## What is expected:
Below are the records; copy out every line that holds the word "Software".

■ ■ ■

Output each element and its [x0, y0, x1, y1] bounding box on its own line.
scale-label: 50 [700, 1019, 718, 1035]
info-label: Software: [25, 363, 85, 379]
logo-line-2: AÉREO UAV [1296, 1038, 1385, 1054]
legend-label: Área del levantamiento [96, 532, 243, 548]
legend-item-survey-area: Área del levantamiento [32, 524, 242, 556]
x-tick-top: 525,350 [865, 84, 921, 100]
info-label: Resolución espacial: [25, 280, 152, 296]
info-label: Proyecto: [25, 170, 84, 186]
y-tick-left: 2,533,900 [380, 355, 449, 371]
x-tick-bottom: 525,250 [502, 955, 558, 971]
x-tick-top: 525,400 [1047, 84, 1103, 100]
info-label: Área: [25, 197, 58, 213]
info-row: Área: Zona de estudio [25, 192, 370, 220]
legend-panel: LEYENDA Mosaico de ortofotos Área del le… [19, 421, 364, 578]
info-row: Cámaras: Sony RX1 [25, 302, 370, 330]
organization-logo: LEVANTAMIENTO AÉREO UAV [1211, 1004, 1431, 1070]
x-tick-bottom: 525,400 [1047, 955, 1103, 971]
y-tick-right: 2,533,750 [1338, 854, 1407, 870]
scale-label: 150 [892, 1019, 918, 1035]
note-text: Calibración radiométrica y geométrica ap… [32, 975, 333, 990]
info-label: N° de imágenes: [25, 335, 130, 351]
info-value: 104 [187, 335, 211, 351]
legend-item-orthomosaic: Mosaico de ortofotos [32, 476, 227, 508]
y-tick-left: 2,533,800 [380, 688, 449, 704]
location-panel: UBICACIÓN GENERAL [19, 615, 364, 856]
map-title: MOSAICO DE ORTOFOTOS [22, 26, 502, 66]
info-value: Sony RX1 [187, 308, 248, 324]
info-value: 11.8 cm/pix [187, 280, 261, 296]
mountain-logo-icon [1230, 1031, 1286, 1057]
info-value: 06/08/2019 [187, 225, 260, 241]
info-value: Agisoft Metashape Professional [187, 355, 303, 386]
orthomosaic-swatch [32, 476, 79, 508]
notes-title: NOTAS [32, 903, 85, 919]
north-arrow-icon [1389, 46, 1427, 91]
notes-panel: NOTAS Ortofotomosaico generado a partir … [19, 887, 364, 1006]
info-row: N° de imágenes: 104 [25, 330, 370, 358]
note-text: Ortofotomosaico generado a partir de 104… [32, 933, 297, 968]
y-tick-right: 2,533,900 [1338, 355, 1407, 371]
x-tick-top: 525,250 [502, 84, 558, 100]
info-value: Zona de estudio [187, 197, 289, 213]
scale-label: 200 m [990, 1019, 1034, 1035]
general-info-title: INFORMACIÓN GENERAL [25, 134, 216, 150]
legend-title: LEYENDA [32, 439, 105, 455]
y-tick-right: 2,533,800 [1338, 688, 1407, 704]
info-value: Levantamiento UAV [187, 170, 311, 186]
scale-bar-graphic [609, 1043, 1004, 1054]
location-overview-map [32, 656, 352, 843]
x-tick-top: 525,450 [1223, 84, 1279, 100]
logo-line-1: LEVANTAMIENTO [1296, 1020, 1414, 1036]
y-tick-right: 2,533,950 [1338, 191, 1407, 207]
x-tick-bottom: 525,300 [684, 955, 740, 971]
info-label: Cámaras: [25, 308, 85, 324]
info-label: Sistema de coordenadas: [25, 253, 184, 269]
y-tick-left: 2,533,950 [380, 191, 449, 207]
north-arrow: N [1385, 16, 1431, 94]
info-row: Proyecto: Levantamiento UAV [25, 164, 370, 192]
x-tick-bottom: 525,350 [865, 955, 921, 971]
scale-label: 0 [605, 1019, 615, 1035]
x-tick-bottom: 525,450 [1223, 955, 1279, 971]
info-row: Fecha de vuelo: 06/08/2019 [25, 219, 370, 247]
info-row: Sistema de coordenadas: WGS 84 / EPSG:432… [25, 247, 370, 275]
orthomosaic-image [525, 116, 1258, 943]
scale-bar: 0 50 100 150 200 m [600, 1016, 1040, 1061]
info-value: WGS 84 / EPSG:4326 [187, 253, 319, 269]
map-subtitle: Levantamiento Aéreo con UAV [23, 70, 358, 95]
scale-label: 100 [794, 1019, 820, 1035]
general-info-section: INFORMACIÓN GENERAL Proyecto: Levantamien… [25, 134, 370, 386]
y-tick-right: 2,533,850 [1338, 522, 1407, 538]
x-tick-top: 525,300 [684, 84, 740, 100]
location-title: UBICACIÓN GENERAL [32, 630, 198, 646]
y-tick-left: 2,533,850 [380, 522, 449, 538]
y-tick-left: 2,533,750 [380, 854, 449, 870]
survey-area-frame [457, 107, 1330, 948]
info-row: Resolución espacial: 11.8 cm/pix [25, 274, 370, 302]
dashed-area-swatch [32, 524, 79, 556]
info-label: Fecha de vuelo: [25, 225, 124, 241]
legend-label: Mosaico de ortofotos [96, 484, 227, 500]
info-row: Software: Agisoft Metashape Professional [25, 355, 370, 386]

■ ■ ■

## Output for this exercise:
info-label: Software: [25, 363, 85, 379]
info-row: Software: Agisoft Metashape Professional [25, 355, 370, 386]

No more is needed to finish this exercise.